EXERCISE: Repeat the data word for word. Do not include the pictures.

[Start of SOURCE DATA]

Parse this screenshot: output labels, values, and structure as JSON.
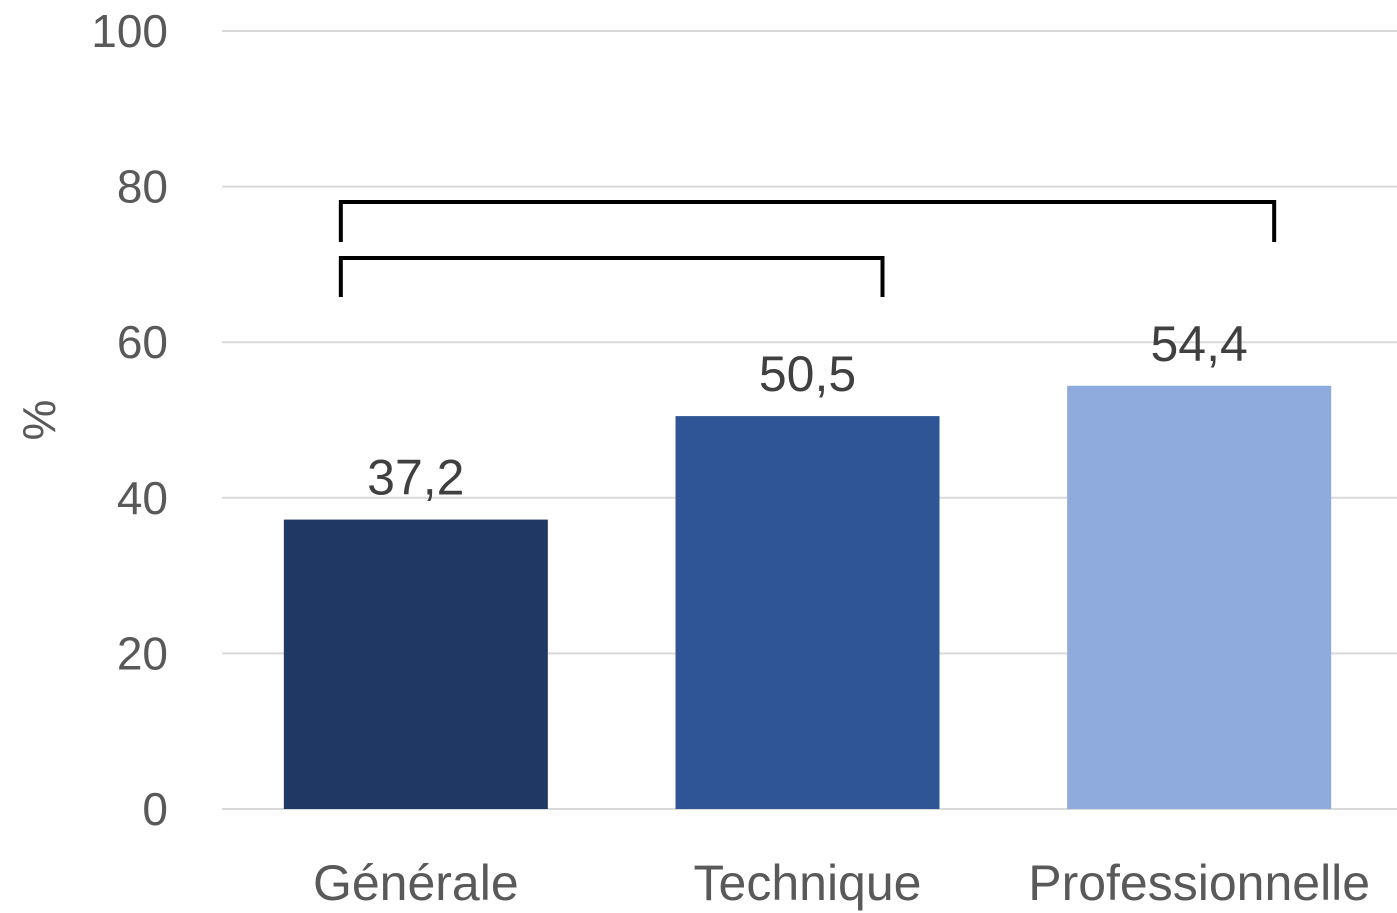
{
  "chart_data": {
    "type": "bar",
    "categories": [
      "Générale",
      "Technique",
      "Professionnelle"
    ],
    "values": [
      37.2,
      50.5,
      54.4
    ],
    "value_labels": [
      "37,2",
      "50,5",
      "54,4"
    ],
    "colors": [
      "#203864",
      "#2F5597",
      "#8FAADC"
    ],
    "title": "",
    "xlabel": "",
    "ylabel": "%",
    "ylim": [
      0,
      100
    ],
    "yticks": [
      0,
      20,
      40,
      60,
      80,
      100
    ],
    "grid": true,
    "legend": "none",
    "comparisons": [
      {
        "from": "Générale",
        "to": "Professionnelle"
      },
      {
        "from": "Générale",
        "to": "Technique"
      }
    ]
  }
}
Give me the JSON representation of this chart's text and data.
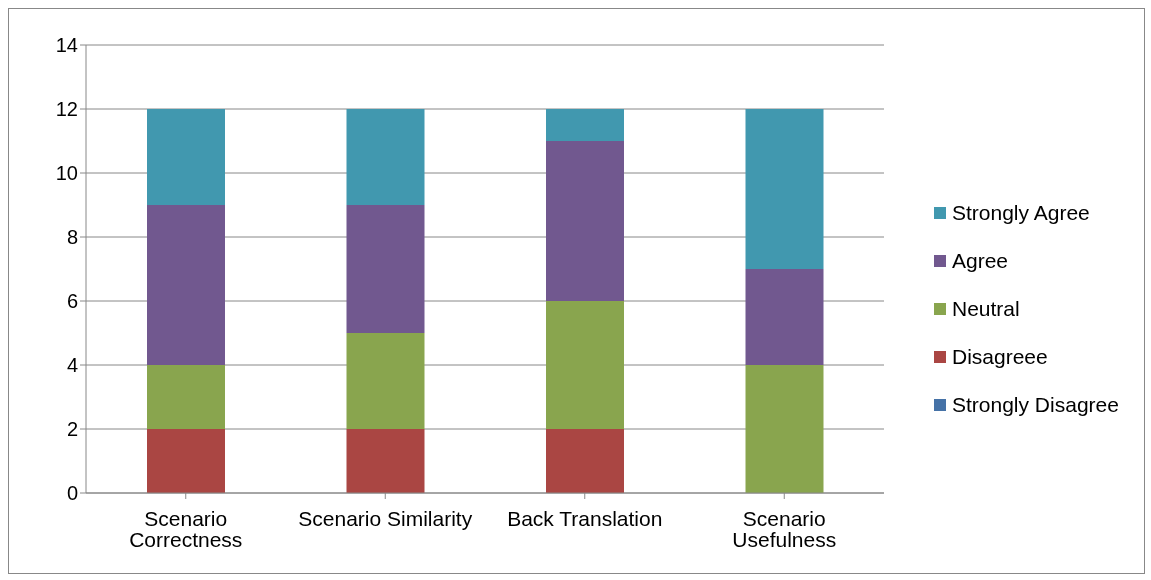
{
  "chart_data": {
    "type": "bar",
    "stacked": true,
    "categories": [
      "Scenario Correctness",
      "Scenario Similarity",
      "Back Translation",
      "Scenario Usefulness"
    ],
    "series": [
      {
        "name": "Strongly Disagree",
        "color": "#4572a7",
        "values": [
          0,
          0,
          0,
          0
        ]
      },
      {
        "name": "Disagreee",
        "color": "#aa4643",
        "values": [
          2,
          2,
          2,
          0
        ]
      },
      {
        "name": "Neutral",
        "color": "#89a54e",
        "values": [
          2,
          3,
          4,
          4
        ]
      },
      {
        "name": "Agree",
        "color": "#71588f",
        "values": [
          5,
          4,
          5,
          3
        ]
      },
      {
        "name": "Strongly Agree",
        "color": "#4198af",
        "values": [
          3,
          3,
          1,
          5
        ]
      }
    ],
    "ylim": [
      0,
      14
    ],
    "yticks": [
      0,
      2,
      4,
      6,
      8,
      10,
      12,
      14
    ],
    "grid": "y",
    "legend": "right"
  }
}
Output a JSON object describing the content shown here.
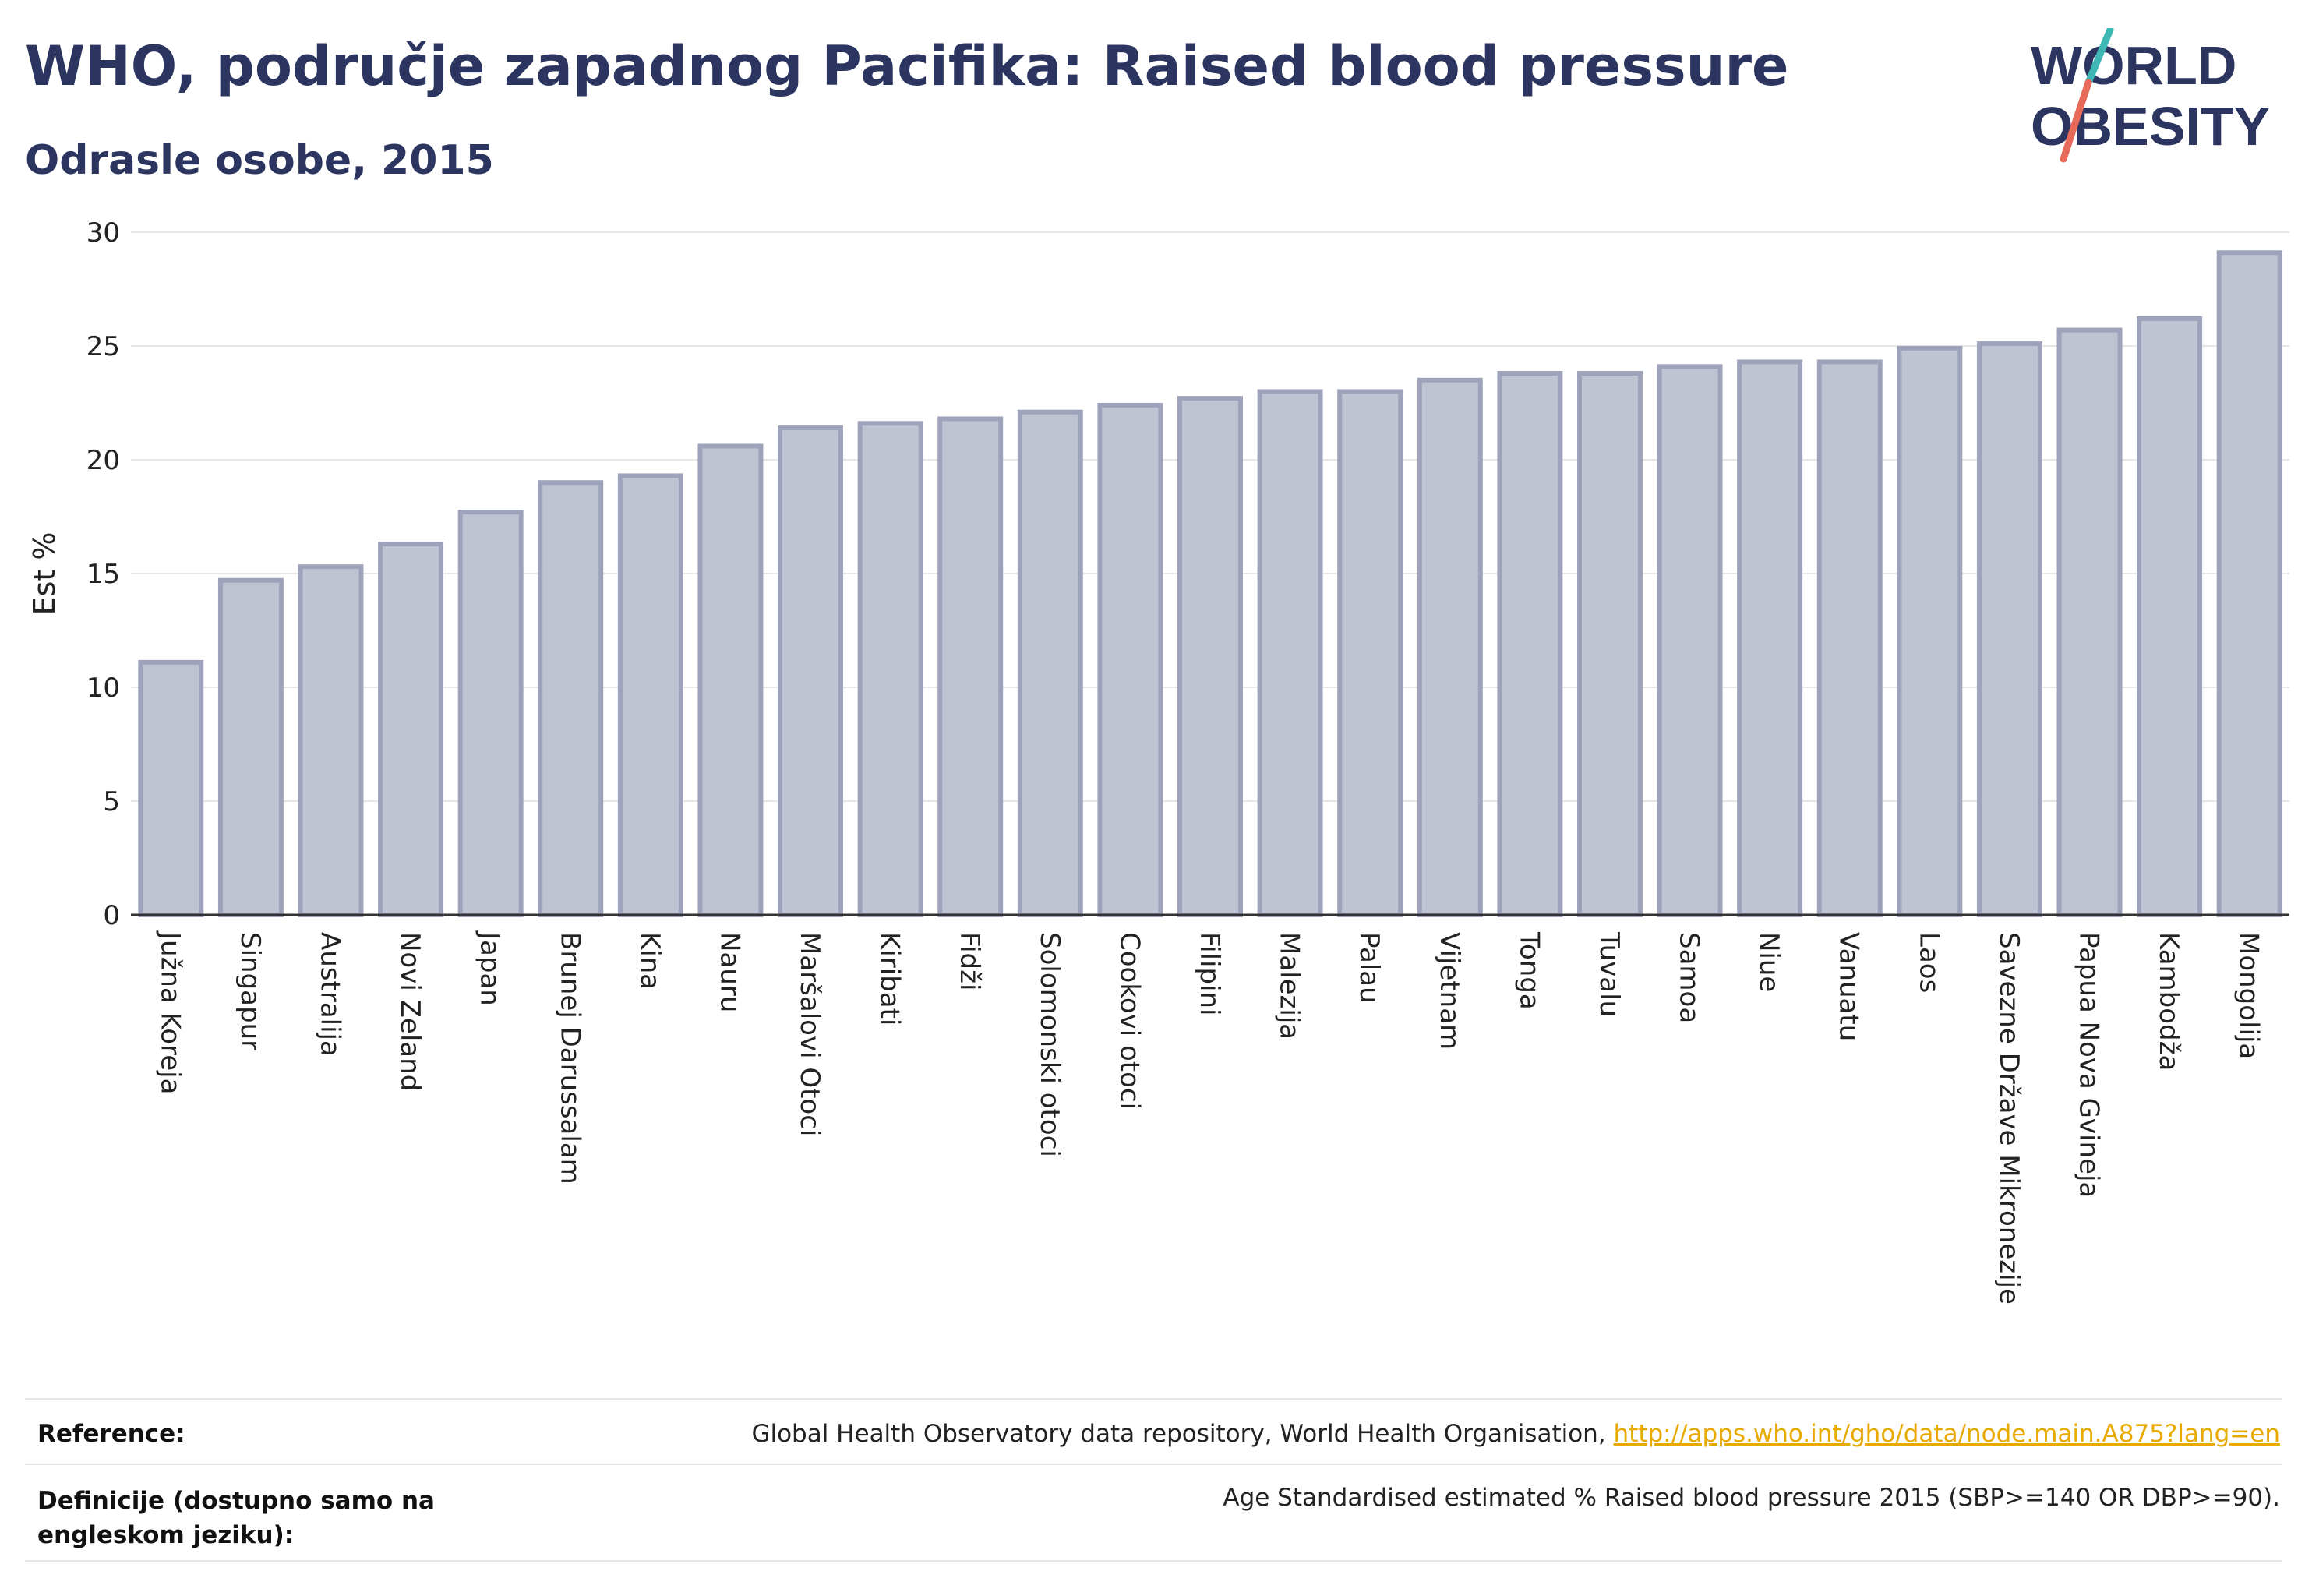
{
  "header": {
    "title": "WHO, područje zapadnog Pacifika: Raised blood pressure",
    "subtitle": "Odrasle osobe, 2015"
  },
  "logo": {
    "line1": "WORLD",
    "line2": "OBESITY",
    "colors": {
      "text": "#2b3560",
      "slash_teal": "#3fb7b5",
      "slash_coral": "#e86a5a"
    }
  },
  "chart_data": {
    "type": "bar",
    "ylabel": "Est %",
    "ylim": [
      0,
      30
    ],
    "yticks": [
      0,
      5,
      10,
      15,
      20,
      25,
      30
    ],
    "grid": true,
    "bar_color": "#c0c4d2",
    "bar_border": "#9ea3bb",
    "categories": [
      "Južna Koreja",
      "Singapur",
      "Australija",
      "Novi Zeland",
      "Japan",
      "Brunej Darussalam",
      "Kina",
      "Nauru",
      "Maršalovi Otoci",
      "Kiribati",
      "Fidži",
      "Solomonski otoci",
      "Cookovi otoci",
      "Filipini",
      "Malezija",
      "Palau",
      "Vijetnam",
      "Tonga",
      "Tuvalu",
      "Samoa",
      "Niue",
      "Vanuatu",
      "Laos",
      "Savezne Države Mikronezije",
      "Papua Nova Gvineja",
      "Kambodža",
      "Mongolija"
    ],
    "values": [
      11.1,
      14.7,
      15.3,
      16.3,
      17.7,
      19.0,
      19.3,
      20.6,
      21.4,
      21.6,
      21.8,
      22.1,
      22.4,
      22.7,
      23.0,
      23.0,
      23.5,
      23.8,
      23.8,
      24.1,
      24.3,
      24.3,
      24.9,
      25.1,
      25.7,
      26.2,
      29.1
    ]
  },
  "footer": {
    "reference_label": "Reference:",
    "reference_text": "Global Health Observatory data repository, World Health Organisation, ",
    "reference_link": "http://apps.who.int/gho/data/node.main.A875?lang=en",
    "definition_label": "Definicije (dostupno samo na engleskom jeziku):",
    "definition_text": "Age Standardised estimated % Raised blood pressure 2015 (SBP>=140 OR DBP>=90)."
  }
}
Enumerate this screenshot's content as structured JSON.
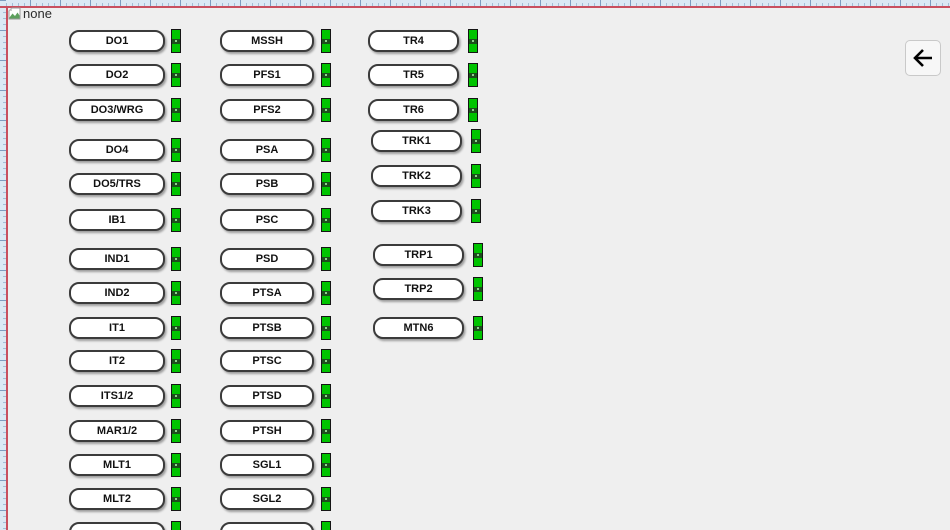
{
  "canvas": {
    "broken_image_alt": "none"
  },
  "back_button": {
    "icon": "arrow-left-icon"
  },
  "colors": {
    "indicator_green": "#00c400",
    "selection_border": "#c94f5f",
    "canvas_bg": "#efefef"
  },
  "columns": [
    {
      "name": "column-1",
      "items": [
        "DO1",
        "DO2",
        "DO3/WRG",
        "DO4",
        "DO5/TRS",
        "IB1",
        "IND1",
        "IND2",
        "IT1",
        "IT2",
        "ITS1/2",
        "MAR1/2",
        "MLT1",
        "MLT2",
        ""
      ]
    },
    {
      "name": "column-2",
      "items": [
        "MSSH",
        "PFS1",
        "PFS2",
        "PSA",
        "PSB",
        "PSC",
        "PSD",
        "PTSA",
        "PTSB",
        "PTSC",
        "PTSD",
        "PTSH",
        "SGL1",
        "SGL2",
        ""
      ]
    },
    {
      "name": "column-3",
      "items": [
        "TR4",
        "TR5",
        "TR6",
        "TRK1",
        "TRK2",
        "TRK3",
        "TRP1",
        "TRP2",
        "MTN6"
      ]
    }
  ]
}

[End of SOURCE DATA]

WRITTEN ANSWER:
Parse this screenshot: output labels, values, and structure as JSON.
{
  "chart_data": {
    "type": "bar",
    "categories": [
      "Générale",
      "Technique",
      "Professionnelle"
    ],
    "values": [
      37.2,
      50.5,
      54.4
    ],
    "value_labels": [
      "37,2",
      "50,5",
      "54,4"
    ],
    "colors": [
      "#203864",
      "#2F5597",
      "#8FAADC"
    ],
    "title": "",
    "xlabel": "",
    "ylabel": "%",
    "ylim": [
      0,
      100
    ],
    "yticks": [
      0,
      20,
      40,
      60,
      80,
      100
    ],
    "grid": true,
    "legend": "none",
    "comparisons": [
      {
        "from": "Générale",
        "to": "Professionnelle"
      },
      {
        "from": "Générale",
        "to": "Technique"
      }
    ]
  }
}
Give me the JSON representation of this chart's text and data.
{
  "chart_data": {
    "type": "bar",
    "stacked": true,
    "categories": [
      "Scenario Correctness",
      "Scenario Similarity",
      "Back Translation",
      "Scenario Usefulness"
    ],
    "series": [
      {
        "name": "Strongly Disagree",
        "color": "#4572a7",
        "values": [
          0,
          0,
          0,
          0
        ]
      },
      {
        "name": "Disagreee",
        "color": "#aa4643",
        "values": [
          2,
          2,
          2,
          0
        ]
      },
      {
        "name": "Neutral",
        "color": "#89a54e",
        "values": [
          2,
          3,
          4,
          4
        ]
      },
      {
        "name": "Agree",
        "color": "#71588f",
        "values": [
          5,
          4,
          5,
          3
        ]
      },
      {
        "name": "Strongly Agree",
        "color": "#4198af",
        "values": [
          3,
          3,
          1,
          5
        ]
      }
    ],
    "ylim": [
      0,
      14
    ],
    "yticks": [
      0,
      2,
      4,
      6,
      8,
      10,
      12,
      14
    ],
    "grid": "y",
    "legend": "right"
  }
}
Output a JSON object describing the content shown here.
{
  "header": {
    "title": "WHO, područje zapadnog Pacifika: Raised blood pressure",
    "subtitle": "Odrasle osobe, 2015"
  },
  "logo": {
    "line1": "WORLD",
    "line2": "OBESITY",
    "colors": {
      "text": "#2b3560",
      "slash_teal": "#3fb7b5",
      "slash_coral": "#e86a5a"
    }
  },
  "chart_data": {
    "type": "bar",
    "ylabel": "Est %",
    "ylim": [
      0,
      30
    ],
    "yticks": [
      0,
      5,
      10,
      15,
      20,
      25,
      30
    ],
    "grid": true,
    "bar_color": "#c0c4d2",
    "bar_border": "#9ea3bb",
    "categories": [
      "Južna Koreja",
      "Singapur",
      "Australija",
      "Novi Zeland",
      "Japan",
      "Brunej Darussalam",
      "Kina",
      "Nauru",
      "Maršalovi Otoci",
      "Kiribati",
      "Fidži",
      "Solomonski otoci",
      "Cookovi otoci",
      "Filipini",
      "Malezija",
      "Palau",
      "Vijetnam",
      "Tonga",
      "Tuvalu",
      "Samoa",
      "Niue",
      "Vanuatu",
      "Laos",
      "Savezne Države Mikronezije",
      "Papua Nova Gvineja",
      "Kambodža",
      "Mongolija"
    ],
    "values": [
      11.1,
      14.7,
      15.3,
      16.3,
      17.7,
      19.0,
      19.3,
      20.6,
      21.4,
      21.6,
      21.8,
      22.1,
      22.4,
      22.7,
      23.0,
      23.0,
      23.5,
      23.8,
      23.8,
      24.1,
      24.3,
      24.3,
      24.9,
      25.1,
      25.7,
      26.2,
      29.1
    ]
  },
  "footer": {
    "reference_label": "Reference:",
    "reference_text": "Global Health Observatory data repository, World Health Organisation, ",
    "reference_link": "http://apps.who.int/gho/data/node.main.A875?lang=en",
    "definition_label": "Definicije (dostupno samo na engleskom jeziku):",
    "definition_text": "Age Standardised estimated % Raised blood pressure 2015 (SBP>=140 OR DBP>=90)."
  }
}
Enumerate this screenshot's content as structured JSON.
{
  "canvas": {
    "broken_image_alt": "none"
  },
  "back_button": {
    "icon": "arrow-left-icon"
  },
  "colors": {
    "indicator_green": "#00c400",
    "selection_border": "#c94f5f",
    "canvas_bg": "#efefef"
  },
  "columns": [
    {
      "name": "column-1",
      "items": [
        "DO1",
        "DO2",
        "DO3/WRG",
        "DO4",
        "DO5/TRS",
        "IB1",
        "IND1",
        "IND2",
        "IT1",
        "IT2",
        "ITS1/2",
        "MAR1/2",
        "MLT1",
        "MLT2",
        ""
      ]
    },
    {
      "name": "column-2",
      "items": [
        "MSSH",
        "PFS1",
        "PFS2",
        "PSA",
        "PSB",
        "PSC",
        "PSD",
        "PTSA",
        "PTSB",
        "PTSC",
        "PTSD",
        "PTSH",
        "SGL1",
        "SGL2",
        ""
      ]
    },
    {
      "name": "column-3",
      "items": [
        "TR4",
        "TR5",
        "TR6",
        "TRK1",
        "TRK2",
        "TRK3",
        "TRP1",
        "TRP2",
        "MTN6"
      ]
    }
  ]
}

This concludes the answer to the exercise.